WORK INSTRUCTIONS
Lift out all lines below that contain "What".

DATA SUPPLIED
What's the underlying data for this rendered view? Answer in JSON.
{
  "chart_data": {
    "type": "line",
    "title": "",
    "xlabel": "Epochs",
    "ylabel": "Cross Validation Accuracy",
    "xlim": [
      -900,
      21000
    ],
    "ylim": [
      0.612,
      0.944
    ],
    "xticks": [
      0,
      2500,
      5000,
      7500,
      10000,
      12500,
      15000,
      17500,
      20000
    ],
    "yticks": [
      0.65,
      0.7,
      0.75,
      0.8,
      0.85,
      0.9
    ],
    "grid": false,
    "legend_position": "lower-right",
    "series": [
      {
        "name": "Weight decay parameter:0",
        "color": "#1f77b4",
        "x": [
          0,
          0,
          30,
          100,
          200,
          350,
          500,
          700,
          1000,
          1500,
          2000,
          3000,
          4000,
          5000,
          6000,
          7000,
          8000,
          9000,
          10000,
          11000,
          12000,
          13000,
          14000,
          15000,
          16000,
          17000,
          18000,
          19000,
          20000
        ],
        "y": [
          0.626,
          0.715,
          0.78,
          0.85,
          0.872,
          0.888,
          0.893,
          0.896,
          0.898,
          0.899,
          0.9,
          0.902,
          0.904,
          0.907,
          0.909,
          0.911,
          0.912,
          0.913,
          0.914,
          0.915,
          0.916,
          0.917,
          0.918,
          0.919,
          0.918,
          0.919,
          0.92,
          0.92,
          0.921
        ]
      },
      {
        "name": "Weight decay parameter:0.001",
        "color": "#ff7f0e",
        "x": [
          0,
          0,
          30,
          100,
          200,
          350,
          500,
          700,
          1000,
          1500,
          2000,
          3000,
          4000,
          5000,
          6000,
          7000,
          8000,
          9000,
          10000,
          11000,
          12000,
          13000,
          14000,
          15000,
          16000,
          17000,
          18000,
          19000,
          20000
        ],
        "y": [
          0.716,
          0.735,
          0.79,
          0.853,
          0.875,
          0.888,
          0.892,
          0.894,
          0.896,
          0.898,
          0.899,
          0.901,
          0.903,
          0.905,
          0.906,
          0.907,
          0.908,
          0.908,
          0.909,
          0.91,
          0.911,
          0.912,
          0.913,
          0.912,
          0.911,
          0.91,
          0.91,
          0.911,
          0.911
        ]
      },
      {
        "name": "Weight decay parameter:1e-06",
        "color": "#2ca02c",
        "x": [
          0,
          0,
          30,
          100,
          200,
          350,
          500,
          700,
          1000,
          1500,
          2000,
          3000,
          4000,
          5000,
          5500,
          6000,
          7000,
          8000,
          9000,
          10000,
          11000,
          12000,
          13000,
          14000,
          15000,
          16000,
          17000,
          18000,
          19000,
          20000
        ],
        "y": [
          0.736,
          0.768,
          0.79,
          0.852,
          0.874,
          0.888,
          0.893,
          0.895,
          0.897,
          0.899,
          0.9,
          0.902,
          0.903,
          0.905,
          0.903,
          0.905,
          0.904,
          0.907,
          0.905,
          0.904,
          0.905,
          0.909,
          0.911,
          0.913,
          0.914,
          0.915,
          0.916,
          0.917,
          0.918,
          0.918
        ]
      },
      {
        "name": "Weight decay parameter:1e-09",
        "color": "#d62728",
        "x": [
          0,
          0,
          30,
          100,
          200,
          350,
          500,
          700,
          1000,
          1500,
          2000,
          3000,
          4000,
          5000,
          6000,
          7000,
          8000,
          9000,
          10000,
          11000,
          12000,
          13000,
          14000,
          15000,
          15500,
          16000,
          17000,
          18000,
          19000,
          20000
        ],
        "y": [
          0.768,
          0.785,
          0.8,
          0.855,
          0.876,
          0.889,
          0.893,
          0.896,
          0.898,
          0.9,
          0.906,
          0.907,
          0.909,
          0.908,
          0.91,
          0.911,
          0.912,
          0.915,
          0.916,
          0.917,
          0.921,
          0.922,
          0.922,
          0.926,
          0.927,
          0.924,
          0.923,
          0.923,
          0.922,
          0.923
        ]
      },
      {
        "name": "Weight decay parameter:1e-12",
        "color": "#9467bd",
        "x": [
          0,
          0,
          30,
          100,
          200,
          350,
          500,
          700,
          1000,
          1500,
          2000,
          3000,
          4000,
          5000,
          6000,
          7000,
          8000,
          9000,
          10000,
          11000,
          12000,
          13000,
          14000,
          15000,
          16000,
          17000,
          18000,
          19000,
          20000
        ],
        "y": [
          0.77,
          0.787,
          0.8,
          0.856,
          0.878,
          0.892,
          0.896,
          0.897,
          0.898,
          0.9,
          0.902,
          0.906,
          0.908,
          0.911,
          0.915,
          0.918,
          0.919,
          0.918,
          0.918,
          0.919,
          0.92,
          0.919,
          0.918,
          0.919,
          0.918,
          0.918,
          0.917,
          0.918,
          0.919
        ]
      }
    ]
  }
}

---

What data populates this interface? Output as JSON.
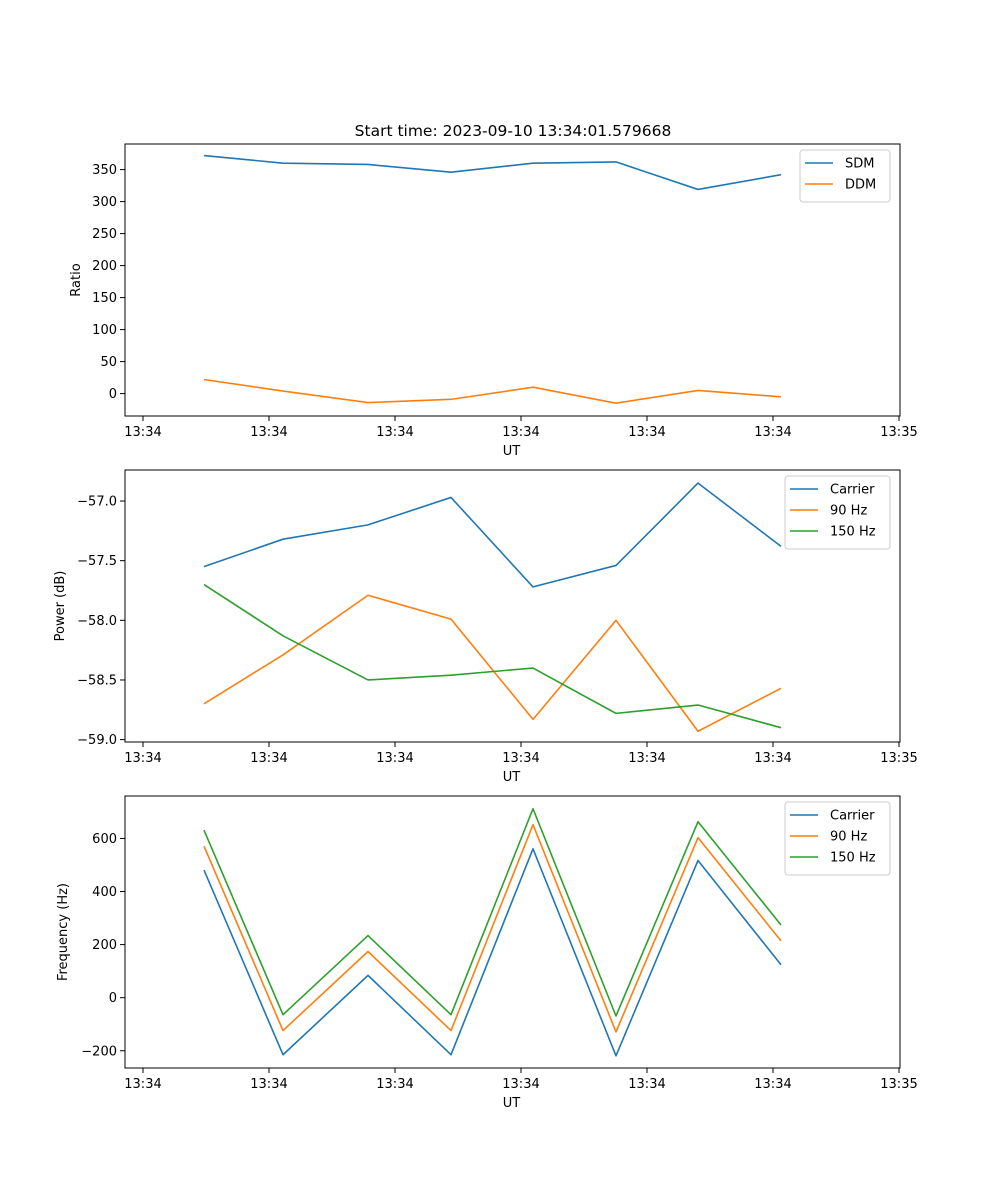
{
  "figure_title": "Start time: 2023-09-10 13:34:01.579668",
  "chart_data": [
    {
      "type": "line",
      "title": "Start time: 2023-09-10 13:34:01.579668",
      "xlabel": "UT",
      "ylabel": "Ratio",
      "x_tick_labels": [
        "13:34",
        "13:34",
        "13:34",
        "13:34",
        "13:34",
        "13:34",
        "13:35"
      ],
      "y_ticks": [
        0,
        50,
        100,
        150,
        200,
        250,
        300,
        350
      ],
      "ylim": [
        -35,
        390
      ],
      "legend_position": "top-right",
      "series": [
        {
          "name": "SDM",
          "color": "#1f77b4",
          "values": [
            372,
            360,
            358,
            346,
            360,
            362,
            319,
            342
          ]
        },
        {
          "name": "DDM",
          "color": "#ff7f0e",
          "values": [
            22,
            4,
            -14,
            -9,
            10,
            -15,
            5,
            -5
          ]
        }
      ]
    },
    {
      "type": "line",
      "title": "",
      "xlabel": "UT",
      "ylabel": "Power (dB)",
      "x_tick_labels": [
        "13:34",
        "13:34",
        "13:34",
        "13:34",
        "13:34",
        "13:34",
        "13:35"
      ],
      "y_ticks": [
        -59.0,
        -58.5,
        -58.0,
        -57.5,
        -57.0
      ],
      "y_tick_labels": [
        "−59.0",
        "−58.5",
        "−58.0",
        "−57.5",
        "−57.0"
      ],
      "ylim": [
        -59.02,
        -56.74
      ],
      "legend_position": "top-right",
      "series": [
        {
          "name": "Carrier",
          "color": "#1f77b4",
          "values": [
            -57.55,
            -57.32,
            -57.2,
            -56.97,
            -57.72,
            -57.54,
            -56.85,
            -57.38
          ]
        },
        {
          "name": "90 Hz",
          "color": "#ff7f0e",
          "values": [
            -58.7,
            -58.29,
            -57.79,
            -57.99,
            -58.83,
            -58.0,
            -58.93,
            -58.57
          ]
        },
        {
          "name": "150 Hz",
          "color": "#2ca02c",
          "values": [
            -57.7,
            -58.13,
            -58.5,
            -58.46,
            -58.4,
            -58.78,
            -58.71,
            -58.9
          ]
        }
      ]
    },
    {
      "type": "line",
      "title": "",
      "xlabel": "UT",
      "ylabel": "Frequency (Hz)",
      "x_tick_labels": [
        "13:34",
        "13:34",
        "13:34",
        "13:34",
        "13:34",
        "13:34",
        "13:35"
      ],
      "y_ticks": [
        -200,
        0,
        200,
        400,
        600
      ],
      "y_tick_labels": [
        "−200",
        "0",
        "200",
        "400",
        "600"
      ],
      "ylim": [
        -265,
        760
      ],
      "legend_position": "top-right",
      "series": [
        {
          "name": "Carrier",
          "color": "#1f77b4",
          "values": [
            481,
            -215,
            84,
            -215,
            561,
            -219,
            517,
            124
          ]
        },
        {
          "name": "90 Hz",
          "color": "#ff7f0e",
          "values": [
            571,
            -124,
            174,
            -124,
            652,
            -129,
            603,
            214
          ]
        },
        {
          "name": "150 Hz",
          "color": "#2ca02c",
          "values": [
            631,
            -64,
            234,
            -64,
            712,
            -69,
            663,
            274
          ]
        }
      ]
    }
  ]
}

RESULT
What's the underlying data for this rendered view? Answer in JSON.
What data populates this interface? Output as JSON.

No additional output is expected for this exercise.